_WRITTEN INSTRUCTION_:
Look through the material and copy each line holding "Free".

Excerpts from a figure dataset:
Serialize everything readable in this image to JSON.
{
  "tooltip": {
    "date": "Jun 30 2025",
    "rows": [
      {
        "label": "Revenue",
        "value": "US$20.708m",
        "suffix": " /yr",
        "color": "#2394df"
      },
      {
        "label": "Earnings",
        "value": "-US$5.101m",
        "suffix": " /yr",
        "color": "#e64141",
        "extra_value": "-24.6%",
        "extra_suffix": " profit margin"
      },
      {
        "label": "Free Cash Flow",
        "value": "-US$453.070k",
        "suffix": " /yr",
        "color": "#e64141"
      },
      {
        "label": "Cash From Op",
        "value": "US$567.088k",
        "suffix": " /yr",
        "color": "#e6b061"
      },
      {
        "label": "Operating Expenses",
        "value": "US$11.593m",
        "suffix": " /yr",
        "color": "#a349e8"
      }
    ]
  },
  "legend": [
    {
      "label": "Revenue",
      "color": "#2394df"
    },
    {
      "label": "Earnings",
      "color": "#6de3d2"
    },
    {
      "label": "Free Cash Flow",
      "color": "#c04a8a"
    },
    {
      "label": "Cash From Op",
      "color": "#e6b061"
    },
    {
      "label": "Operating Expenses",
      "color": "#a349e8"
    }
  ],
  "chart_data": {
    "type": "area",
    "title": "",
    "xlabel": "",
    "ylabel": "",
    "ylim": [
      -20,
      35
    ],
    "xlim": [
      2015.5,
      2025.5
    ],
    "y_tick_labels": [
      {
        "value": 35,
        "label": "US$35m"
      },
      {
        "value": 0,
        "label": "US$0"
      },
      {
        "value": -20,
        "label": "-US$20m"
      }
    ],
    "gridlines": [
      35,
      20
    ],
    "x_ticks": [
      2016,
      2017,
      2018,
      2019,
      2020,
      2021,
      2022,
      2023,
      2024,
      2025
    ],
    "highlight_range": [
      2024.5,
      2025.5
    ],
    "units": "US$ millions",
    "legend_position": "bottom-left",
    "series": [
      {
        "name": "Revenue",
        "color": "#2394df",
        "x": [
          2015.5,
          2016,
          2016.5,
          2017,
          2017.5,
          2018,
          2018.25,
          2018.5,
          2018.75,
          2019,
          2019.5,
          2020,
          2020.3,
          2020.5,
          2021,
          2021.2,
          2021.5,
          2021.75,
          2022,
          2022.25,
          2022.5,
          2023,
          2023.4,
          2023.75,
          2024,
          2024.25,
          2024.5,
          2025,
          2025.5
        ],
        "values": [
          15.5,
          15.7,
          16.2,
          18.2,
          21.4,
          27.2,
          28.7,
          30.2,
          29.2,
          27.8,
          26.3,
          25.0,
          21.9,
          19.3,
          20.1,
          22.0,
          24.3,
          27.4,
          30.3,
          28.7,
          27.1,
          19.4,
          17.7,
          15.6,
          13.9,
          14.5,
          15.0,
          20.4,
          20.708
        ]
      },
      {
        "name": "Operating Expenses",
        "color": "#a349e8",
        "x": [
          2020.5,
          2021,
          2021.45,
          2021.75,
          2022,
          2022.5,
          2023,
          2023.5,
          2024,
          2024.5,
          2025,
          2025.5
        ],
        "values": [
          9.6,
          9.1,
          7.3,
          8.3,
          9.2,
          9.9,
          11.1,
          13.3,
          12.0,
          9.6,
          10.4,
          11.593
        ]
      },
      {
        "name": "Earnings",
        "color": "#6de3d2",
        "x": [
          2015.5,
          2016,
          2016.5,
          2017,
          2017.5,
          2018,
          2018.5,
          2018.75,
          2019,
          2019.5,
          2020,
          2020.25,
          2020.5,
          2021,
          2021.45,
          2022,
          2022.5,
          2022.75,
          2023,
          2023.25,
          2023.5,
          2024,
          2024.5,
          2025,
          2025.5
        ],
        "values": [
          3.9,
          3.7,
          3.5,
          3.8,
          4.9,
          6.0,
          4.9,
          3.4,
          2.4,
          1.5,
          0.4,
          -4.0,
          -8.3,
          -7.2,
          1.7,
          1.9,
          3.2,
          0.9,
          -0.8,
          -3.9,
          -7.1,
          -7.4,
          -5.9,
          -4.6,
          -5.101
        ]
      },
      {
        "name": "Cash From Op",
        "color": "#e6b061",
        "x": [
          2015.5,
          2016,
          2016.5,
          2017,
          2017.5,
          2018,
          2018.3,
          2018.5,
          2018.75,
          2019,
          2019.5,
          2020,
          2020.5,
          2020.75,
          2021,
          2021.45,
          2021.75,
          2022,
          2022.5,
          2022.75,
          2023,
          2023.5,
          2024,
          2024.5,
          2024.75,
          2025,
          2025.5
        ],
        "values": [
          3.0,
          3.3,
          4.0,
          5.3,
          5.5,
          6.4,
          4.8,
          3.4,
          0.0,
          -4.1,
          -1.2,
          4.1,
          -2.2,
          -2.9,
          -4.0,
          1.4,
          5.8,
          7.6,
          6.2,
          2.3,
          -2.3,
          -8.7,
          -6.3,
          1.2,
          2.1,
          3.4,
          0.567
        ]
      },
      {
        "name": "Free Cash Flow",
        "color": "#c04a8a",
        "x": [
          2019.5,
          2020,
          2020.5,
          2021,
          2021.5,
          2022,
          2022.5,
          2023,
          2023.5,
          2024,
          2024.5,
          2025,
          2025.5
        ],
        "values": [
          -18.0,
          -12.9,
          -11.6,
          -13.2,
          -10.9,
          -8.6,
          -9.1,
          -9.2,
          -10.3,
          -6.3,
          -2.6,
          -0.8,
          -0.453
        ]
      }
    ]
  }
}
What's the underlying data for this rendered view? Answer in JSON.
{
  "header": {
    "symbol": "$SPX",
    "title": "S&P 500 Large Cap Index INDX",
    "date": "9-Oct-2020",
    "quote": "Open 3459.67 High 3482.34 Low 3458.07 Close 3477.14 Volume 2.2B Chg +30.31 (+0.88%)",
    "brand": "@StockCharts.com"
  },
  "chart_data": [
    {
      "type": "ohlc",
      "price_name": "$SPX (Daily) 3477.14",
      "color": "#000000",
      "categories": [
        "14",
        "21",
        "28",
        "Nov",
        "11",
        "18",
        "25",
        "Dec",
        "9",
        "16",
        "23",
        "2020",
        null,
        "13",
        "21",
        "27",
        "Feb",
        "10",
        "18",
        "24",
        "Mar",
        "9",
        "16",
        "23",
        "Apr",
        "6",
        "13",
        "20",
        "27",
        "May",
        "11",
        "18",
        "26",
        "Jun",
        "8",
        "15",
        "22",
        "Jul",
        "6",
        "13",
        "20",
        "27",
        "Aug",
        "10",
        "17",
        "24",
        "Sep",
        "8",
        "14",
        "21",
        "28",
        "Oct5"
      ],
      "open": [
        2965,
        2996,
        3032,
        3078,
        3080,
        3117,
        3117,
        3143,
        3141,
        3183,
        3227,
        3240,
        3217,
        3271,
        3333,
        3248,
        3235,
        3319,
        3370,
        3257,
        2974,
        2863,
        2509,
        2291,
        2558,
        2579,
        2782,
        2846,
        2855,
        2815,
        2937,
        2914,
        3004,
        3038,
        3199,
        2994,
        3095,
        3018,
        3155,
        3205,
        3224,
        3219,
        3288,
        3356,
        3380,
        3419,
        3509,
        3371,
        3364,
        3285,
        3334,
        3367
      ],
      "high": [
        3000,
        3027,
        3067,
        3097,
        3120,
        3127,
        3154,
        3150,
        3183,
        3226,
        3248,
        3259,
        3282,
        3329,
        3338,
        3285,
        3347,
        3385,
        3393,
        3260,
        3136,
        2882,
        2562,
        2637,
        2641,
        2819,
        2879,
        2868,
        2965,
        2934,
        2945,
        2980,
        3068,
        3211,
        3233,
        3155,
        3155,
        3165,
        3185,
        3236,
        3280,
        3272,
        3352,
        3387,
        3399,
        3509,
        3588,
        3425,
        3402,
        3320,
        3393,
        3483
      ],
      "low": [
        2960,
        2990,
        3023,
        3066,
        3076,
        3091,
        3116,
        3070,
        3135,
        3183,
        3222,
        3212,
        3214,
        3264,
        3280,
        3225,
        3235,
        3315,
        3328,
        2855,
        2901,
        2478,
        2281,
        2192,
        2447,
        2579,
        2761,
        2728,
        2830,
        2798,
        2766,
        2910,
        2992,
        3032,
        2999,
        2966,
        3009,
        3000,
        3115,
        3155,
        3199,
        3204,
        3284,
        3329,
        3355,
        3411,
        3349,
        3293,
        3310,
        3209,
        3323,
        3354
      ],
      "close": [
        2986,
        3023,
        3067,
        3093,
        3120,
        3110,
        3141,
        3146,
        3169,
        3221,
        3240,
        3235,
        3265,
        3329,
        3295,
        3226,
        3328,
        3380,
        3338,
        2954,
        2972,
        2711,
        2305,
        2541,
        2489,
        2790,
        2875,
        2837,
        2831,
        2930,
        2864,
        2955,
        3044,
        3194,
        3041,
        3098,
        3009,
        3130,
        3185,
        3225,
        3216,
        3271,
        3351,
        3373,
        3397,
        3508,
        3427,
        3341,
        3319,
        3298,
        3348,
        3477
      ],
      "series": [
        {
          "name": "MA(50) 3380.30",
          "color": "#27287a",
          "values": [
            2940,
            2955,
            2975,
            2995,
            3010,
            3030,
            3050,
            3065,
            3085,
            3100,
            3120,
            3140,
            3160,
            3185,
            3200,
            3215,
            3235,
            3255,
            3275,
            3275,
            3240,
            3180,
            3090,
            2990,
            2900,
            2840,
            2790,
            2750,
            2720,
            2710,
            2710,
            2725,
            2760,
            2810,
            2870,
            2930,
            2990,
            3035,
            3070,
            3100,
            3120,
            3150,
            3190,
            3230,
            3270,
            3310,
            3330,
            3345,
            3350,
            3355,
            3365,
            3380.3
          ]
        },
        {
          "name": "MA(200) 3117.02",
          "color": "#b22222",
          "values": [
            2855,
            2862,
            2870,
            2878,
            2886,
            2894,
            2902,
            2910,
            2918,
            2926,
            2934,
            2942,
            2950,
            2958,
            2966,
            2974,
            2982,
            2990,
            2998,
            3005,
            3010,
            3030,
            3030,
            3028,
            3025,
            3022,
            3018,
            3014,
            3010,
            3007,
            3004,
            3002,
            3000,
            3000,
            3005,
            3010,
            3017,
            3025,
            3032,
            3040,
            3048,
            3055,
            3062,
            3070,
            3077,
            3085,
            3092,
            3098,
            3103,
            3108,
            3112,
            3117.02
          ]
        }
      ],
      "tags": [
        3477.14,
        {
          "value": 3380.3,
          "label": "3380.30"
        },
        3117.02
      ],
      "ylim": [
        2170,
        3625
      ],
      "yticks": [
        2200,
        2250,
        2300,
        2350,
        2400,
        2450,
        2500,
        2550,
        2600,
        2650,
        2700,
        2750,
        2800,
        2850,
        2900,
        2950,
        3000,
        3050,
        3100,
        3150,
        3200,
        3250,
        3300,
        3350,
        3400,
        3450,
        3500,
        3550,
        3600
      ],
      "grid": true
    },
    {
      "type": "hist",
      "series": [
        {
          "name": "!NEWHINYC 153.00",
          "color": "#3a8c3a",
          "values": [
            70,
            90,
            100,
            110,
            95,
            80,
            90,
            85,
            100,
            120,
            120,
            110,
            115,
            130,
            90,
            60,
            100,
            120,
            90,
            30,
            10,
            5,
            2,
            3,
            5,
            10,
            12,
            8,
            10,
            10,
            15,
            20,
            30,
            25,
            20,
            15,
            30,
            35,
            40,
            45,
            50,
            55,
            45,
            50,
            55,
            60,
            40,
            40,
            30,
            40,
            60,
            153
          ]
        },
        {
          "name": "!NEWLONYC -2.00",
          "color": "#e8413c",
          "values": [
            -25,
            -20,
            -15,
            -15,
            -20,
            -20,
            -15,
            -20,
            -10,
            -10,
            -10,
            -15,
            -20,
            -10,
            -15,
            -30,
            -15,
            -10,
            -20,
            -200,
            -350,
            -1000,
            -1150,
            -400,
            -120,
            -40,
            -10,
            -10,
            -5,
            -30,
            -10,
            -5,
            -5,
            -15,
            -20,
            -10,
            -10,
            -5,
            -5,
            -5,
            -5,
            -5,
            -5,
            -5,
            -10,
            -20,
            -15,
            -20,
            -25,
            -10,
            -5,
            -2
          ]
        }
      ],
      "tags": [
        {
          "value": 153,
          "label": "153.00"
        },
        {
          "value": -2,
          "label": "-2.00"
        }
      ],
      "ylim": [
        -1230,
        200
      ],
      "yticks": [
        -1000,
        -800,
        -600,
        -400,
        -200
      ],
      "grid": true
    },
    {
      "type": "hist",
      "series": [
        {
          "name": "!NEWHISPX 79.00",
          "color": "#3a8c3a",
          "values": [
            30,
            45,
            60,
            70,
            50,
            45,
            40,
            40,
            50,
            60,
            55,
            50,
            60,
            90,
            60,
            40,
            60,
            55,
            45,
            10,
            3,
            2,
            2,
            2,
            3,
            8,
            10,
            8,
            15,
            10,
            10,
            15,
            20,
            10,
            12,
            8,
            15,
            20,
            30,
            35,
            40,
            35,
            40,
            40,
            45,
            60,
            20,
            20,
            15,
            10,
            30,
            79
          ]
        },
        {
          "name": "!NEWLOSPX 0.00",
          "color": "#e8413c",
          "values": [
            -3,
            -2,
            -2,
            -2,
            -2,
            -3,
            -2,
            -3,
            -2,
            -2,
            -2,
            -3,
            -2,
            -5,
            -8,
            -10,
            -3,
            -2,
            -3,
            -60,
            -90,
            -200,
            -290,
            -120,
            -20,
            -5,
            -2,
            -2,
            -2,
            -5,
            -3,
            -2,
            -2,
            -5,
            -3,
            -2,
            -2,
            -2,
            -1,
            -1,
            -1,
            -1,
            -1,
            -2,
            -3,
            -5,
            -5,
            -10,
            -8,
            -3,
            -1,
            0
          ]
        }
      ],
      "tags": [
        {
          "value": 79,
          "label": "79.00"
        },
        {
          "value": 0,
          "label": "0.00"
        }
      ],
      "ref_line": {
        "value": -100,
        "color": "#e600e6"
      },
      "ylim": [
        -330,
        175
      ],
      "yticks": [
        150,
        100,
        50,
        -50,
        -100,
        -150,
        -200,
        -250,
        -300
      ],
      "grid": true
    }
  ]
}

_EXERCISE SOLUTION_:
        "label": "Free Cash Flow",
      "label": "Free Cash Flow",
        "name": "Free Cash Flow",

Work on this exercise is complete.